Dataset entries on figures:
§
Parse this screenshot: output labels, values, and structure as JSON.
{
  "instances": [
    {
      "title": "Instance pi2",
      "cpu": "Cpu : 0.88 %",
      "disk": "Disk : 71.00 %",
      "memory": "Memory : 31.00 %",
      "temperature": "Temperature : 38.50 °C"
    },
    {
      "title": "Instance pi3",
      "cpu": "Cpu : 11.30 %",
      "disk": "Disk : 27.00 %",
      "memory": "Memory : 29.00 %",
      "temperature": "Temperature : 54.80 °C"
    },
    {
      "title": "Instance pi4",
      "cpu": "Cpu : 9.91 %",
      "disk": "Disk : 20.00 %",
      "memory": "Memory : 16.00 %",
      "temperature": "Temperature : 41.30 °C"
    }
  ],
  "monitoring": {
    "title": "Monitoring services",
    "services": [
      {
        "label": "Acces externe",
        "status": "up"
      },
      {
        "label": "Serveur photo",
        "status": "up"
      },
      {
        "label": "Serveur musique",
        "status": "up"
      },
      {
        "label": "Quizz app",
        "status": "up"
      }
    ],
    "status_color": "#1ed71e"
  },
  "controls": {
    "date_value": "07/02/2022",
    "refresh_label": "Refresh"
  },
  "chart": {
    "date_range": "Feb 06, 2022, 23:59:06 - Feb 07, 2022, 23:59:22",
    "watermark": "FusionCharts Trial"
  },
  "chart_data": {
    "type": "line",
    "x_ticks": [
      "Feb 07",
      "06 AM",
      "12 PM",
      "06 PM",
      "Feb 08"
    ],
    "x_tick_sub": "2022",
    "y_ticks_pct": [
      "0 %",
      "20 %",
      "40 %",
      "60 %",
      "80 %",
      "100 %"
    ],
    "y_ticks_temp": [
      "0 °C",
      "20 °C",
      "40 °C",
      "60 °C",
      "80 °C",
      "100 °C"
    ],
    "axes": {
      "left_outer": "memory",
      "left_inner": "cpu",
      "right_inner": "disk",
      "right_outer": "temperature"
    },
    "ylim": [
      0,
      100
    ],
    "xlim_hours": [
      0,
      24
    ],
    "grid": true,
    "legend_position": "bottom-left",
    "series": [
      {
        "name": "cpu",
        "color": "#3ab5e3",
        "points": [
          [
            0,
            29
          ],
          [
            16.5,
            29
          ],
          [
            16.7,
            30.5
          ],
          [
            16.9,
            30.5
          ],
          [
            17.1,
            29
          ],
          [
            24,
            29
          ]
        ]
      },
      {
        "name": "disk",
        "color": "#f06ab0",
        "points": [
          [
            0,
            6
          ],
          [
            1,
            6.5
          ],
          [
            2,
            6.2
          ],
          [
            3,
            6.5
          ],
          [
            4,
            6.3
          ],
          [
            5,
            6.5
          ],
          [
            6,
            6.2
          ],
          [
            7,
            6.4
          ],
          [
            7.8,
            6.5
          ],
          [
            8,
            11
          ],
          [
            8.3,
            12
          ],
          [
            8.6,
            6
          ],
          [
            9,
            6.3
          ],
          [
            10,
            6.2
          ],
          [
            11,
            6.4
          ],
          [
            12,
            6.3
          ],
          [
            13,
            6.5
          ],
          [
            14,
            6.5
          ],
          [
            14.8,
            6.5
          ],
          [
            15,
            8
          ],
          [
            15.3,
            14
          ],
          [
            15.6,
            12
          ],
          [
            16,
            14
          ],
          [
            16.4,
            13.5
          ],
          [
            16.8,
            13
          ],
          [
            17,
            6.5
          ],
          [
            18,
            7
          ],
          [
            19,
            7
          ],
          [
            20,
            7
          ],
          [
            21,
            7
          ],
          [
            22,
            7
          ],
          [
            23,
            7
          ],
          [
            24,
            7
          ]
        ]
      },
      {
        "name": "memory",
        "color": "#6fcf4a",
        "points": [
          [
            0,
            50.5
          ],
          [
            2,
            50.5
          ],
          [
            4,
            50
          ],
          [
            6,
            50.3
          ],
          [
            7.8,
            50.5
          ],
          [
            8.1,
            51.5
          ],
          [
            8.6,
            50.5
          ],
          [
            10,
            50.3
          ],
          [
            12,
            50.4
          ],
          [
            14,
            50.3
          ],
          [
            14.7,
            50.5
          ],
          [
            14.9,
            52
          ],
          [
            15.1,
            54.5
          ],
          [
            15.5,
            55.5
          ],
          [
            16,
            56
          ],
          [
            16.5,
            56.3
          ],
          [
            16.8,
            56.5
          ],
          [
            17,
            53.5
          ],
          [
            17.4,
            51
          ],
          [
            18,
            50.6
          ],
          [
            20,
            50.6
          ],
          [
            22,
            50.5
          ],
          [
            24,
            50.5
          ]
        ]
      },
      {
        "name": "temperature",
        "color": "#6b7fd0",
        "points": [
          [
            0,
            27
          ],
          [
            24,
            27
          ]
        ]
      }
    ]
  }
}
§
◆ Stated goal ◆
Output all preceding records character for character.

◆ The output ◆
Parse this screenshot: output labels, values, and structure as JSON.
{
  "instances": [
    {
      "title": "Instance pi2",
      "cpu": "Cpu : 0.88 %",
      "disk": "Disk : 71.00 %",
      "memory": "Memory : 31.00 %",
      "temperature": "Temperature : 38.50 °C"
    },
    {
      "title": "Instance pi3",
      "cpu": "Cpu : 11.30 %",
      "disk": "Disk : 27.00 %",
      "memory": "Memory : 29.00 %",
      "temperature": "Temperature : 54.80 °C"
    },
    {
      "title": "Instance pi4",
      "cpu": "Cpu : 9.91 %",
      "disk": "Disk : 20.00 %",
      "memory": "Memory : 16.00 %",
      "temperature": "Temperature : 41.30 °C"
    }
  ],
  "monitoring": {
    "title": "Monitoring services",
    "services": [
      {
        "label": "Acces externe",
        "status": "up"
      },
      {
        "label": "Serveur photo",
        "status": "up"
      },
      {
        "label": "Serveur musique",
        "status": "up"
      },
      {
        "label": "Quizz app",
        "status": "up"
      }
    ],
    "status_color": "#1ed71e"
  },
  "controls": {
    "date_value": "07/02/2022",
    "refresh_label": "Refresh"
  },
  "chart": {
    "date_range": "Feb 06, 2022, 23:59:06 - Feb 07, 2022, 23:59:22",
    "watermark": "FusionCharts Trial"
  },
  "chart_data": {
    "type": "line",
    "x_ticks": [
      "Feb 07",
      "06 AM",
      "12 PM",
      "06 PM",
      "Feb 08"
    ],
    "x_tick_sub": "2022",
    "y_ticks_pct": [
      "0 %",
      "20 %",
      "40 %",
      "60 %",
      "80 %",
      "100 %"
    ],
    "y_ticks_temp": [
      "0 °C",
      "20 °C",
      "40 °C",
      "60 °C",
      "80 °C",
      "100 °C"
    ],
    "axes": {
      "left_outer": "memory",
      "left_inner": "cpu",
      "right_inner": "disk",
      "right_outer": "temperature"
    },
    "ylim": [
      0,
      100
    ],
    "xlim_hours": [
      0,
      24
    ],
    "grid": true,
    "legend_position": "bottom-left",
    "series": [
      {
        "name": "cpu",
        "color": "#3ab5e3",
        "points": [
          [
            0,
            29
          ],
          [
            16.5,
            29
          ],
          [
            16.7,
            30.5
          ],
          [
            16.9,
            30.5
          ],
          [
            17.1,
            29
          ],
          [
            24,
            29
          ]
        ]
      },
      {
        "name": "disk",
        "color": "#f06ab0",
        "points": [
          [
            0,
            6
          ],
          [
            1,
            6.5
          ],
          [
            2,
            6.2
          ],
          [
            3,
            6.5
          ],
          [
            4,
            6.3
          ],
          [
            5,
            6.5
          ],
          [
            6,
            6.2
          ],
          [
            7,
            6.4
          ],
          [
            7.8,
            6.5
          ],
          [
            8,
            11
          ],
          [
            8.3,
            12
          ],
          [
            8.6,
            6
          ],
          [
            9,
            6.3
          ],
          [
            10,
            6.2
          ],
          [
            11,
            6.4
          ],
          [
            12,
            6.3
          ],
          [
            13,
            6.5
          ],
          [
            14,
            6.5
          ],
          [
            14.8,
            6.5
          ],
          [
            15,
            8
          ],
          [
            15.3,
            14
          ],
          [
            15.6,
            12
          ],
          [
            16,
            14
          ],
          [
            16.4,
            13.5
          ],
          [
            16.8,
            13
          ],
          [
            17,
            6.5
          ],
          [
            18,
            7
          ],
          [
            19,
            7
          ],
          [
            20,
            7
          ],
          [
            21,
            7
          ],
          [
            22,
            7
          ],
          [
            23,
            7
          ],
          [
            24,
            7
          ]
        ]
      },
      {
        "name": "memory",
        "color": "#6fcf4a",
        "points": [
          [
            0,
            50.5
          ],
          [
            2,
            50.5
          ],
          [
            4,
            50
          ],
          [
            6,
            50.3
          ],
          [
            7.8,
            50.5
          ],
          [
            8.1,
            51.5
          ],
          [
            8.6,
            50.5
          ],
          [
            10,
            50.3
          ],
          [
            12,
            50.4
          ],
          [
            14,
            50.3
          ],
          [
            14.7,
            50.5
          ],
          [
            14.9,
            52
          ],
          [
            15.1,
            54.5
          ],
          [
            15.5,
            55.5
          ],
          [
            16,
            56
          ],
          [
            16.5,
            56.3
          ],
          [
            16.8,
            56.5
          ],
          [
            17,
            53.5
          ],
          [
            17.4,
            51
          ],
          [
            18,
            50.6
          ],
          [
            20,
            50.6
          ],
          [
            22,
            50.5
          ],
          [
            24,
            50.5
          ]
        ]
      },
      {
        "name": "temperature",
        "color": "#6b7fd0",
        "points": [
          [
            0,
            27
          ],
          [
            24,
            27
          ]
        ]
      }
    ]
  }
}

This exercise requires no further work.